◆ Task to complete ◆
Check each line of the listing below for the string "distinct", and give only how many lines hold it.

(A run of records)

* begin *

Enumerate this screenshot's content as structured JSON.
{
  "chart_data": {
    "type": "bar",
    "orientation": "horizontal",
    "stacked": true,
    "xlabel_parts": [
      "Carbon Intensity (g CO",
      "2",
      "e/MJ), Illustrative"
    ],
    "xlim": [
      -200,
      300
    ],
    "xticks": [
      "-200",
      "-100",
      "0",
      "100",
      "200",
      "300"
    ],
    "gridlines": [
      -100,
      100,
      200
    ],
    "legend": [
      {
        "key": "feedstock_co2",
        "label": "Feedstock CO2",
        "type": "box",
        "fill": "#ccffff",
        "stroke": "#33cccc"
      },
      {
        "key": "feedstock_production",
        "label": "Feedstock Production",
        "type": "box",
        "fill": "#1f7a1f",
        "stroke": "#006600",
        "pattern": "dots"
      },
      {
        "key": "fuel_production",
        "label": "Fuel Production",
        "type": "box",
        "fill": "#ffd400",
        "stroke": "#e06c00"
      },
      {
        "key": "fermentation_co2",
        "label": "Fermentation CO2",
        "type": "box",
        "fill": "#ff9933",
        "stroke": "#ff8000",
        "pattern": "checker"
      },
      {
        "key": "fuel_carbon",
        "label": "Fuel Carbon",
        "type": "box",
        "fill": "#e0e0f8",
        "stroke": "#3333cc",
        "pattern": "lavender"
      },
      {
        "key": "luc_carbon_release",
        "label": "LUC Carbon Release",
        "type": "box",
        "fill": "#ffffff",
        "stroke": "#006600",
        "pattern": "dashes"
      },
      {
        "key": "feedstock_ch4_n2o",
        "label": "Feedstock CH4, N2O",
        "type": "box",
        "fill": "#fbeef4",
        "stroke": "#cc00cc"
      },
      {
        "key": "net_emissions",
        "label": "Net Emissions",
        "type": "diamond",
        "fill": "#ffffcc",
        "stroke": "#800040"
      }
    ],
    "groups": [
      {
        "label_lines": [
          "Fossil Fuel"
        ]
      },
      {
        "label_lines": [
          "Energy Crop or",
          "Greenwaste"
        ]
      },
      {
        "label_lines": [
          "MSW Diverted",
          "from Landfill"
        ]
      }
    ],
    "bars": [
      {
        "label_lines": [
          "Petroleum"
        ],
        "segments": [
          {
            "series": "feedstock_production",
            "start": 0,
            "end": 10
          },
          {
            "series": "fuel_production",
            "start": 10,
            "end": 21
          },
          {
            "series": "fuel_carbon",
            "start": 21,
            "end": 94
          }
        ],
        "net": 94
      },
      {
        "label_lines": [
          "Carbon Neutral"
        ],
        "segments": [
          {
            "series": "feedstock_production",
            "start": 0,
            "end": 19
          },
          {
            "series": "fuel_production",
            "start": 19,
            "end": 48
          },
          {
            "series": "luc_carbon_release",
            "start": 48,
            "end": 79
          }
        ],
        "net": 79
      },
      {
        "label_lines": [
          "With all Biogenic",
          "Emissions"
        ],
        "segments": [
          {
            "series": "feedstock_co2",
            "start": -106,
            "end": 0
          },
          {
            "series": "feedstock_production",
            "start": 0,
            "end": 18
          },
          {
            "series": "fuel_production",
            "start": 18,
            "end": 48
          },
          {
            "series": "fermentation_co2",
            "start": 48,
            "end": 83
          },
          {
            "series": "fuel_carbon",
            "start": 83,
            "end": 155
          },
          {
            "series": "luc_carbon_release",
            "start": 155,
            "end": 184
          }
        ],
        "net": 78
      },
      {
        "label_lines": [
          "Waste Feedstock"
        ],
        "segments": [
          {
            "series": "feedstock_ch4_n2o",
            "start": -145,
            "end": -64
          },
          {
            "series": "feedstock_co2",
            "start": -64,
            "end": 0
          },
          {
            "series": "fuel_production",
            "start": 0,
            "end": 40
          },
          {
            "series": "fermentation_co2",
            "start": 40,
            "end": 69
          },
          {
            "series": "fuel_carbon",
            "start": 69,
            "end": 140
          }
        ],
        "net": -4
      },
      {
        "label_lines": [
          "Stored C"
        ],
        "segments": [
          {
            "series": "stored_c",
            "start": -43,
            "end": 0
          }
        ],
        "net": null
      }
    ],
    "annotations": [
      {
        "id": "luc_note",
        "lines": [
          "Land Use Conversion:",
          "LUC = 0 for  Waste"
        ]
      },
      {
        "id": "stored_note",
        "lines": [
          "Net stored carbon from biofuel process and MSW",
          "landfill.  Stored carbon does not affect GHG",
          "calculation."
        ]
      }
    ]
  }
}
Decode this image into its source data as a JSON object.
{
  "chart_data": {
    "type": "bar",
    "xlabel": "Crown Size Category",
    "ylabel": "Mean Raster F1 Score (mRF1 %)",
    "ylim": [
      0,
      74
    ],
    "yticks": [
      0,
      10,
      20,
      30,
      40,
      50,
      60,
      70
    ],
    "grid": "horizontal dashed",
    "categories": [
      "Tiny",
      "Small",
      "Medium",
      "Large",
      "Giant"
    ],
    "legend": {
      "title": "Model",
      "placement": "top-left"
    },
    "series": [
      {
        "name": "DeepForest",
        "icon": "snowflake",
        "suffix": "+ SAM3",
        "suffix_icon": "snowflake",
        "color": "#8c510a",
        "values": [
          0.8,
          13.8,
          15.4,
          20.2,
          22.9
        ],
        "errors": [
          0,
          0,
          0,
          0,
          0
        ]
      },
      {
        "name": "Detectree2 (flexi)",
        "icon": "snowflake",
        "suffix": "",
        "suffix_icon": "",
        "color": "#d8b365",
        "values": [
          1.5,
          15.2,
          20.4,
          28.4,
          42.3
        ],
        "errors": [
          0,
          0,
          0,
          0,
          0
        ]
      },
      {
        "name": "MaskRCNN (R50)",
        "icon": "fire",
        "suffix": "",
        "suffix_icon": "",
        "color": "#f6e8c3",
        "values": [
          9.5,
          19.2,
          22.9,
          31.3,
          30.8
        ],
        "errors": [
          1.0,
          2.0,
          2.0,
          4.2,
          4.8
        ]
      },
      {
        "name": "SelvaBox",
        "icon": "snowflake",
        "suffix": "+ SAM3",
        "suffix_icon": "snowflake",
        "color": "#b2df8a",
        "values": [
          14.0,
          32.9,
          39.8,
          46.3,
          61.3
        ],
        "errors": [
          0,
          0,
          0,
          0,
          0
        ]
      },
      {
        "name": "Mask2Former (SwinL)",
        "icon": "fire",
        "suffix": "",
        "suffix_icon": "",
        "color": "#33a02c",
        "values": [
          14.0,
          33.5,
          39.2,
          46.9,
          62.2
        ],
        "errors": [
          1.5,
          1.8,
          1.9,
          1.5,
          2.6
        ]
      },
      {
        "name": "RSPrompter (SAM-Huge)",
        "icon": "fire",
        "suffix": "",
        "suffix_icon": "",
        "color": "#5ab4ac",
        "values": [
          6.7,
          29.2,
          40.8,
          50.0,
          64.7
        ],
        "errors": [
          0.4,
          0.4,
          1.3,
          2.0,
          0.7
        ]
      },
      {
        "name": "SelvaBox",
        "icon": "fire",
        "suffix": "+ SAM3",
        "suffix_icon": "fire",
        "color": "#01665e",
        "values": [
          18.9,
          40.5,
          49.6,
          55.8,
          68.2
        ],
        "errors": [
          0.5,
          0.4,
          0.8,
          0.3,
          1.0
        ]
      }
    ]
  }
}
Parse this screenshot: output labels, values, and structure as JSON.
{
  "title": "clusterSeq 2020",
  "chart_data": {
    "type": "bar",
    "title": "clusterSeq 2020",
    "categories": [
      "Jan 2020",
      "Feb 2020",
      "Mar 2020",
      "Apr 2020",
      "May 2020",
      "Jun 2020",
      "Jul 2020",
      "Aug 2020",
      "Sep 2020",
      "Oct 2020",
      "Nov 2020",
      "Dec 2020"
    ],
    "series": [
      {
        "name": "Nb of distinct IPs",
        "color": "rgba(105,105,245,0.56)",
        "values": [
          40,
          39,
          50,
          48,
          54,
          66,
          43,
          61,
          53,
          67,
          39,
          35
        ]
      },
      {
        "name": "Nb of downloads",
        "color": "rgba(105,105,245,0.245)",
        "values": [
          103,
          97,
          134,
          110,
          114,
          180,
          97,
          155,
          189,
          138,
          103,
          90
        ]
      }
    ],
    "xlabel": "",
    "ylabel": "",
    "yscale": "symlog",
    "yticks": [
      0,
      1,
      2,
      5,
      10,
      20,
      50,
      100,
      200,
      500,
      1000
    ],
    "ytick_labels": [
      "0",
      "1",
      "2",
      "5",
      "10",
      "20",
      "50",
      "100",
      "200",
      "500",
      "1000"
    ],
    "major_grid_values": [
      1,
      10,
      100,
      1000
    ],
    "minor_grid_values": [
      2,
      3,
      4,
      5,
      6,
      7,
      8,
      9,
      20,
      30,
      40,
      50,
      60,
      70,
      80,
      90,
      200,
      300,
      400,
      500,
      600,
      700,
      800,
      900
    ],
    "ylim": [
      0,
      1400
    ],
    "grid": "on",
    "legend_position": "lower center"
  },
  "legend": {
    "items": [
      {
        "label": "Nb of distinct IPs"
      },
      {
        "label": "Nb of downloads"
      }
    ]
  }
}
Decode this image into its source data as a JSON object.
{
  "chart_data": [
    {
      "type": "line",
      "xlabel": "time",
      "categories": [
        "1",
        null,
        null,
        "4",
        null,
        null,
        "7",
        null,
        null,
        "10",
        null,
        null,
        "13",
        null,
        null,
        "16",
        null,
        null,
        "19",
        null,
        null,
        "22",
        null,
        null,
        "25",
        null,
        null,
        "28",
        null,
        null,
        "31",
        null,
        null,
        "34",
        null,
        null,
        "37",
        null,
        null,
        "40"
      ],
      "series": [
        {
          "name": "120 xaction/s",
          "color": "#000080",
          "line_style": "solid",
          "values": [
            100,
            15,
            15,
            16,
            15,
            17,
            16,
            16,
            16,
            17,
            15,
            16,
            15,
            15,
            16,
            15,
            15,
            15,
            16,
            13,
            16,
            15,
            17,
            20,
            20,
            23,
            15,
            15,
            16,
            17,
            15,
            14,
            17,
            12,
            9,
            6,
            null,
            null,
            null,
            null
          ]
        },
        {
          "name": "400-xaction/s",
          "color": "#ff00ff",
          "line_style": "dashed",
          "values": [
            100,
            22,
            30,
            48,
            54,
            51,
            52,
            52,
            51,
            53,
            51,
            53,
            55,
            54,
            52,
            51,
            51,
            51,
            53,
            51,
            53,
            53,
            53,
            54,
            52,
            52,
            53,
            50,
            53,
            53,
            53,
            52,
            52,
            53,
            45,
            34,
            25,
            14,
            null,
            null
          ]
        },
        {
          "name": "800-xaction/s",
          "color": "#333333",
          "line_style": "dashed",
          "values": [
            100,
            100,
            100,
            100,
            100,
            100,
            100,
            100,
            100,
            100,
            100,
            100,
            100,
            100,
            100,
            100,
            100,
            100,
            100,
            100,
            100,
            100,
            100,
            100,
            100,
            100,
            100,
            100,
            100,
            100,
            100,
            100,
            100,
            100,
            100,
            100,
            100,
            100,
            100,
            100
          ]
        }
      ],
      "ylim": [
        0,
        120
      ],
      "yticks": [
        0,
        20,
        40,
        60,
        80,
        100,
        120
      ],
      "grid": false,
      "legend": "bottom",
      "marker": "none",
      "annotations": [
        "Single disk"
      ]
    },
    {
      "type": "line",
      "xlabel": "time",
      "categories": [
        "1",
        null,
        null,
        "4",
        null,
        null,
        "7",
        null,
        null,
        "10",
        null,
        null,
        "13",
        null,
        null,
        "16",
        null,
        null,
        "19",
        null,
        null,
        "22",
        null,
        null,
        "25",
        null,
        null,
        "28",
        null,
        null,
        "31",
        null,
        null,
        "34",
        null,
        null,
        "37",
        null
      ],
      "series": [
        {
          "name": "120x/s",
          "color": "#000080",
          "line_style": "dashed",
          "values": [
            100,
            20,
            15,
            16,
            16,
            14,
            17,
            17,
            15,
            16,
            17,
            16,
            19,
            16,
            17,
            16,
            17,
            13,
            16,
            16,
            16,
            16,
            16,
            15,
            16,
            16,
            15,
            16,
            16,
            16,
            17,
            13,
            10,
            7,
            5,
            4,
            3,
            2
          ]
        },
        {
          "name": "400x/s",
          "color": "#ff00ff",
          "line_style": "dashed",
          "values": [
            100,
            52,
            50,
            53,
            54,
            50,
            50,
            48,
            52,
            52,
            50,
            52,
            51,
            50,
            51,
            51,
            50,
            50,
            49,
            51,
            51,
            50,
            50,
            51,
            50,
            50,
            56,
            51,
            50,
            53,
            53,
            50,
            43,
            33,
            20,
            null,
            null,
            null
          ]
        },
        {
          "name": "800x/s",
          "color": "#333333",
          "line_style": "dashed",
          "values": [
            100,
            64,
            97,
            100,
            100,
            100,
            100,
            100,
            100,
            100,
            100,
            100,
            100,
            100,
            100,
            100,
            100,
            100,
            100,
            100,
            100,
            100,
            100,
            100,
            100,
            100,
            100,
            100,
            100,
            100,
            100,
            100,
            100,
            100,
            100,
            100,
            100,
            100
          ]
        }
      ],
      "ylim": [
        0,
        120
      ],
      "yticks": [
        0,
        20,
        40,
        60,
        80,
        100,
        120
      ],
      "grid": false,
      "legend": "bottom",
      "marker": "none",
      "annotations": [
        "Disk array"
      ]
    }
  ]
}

* end *

◆ Problem solution ◆
2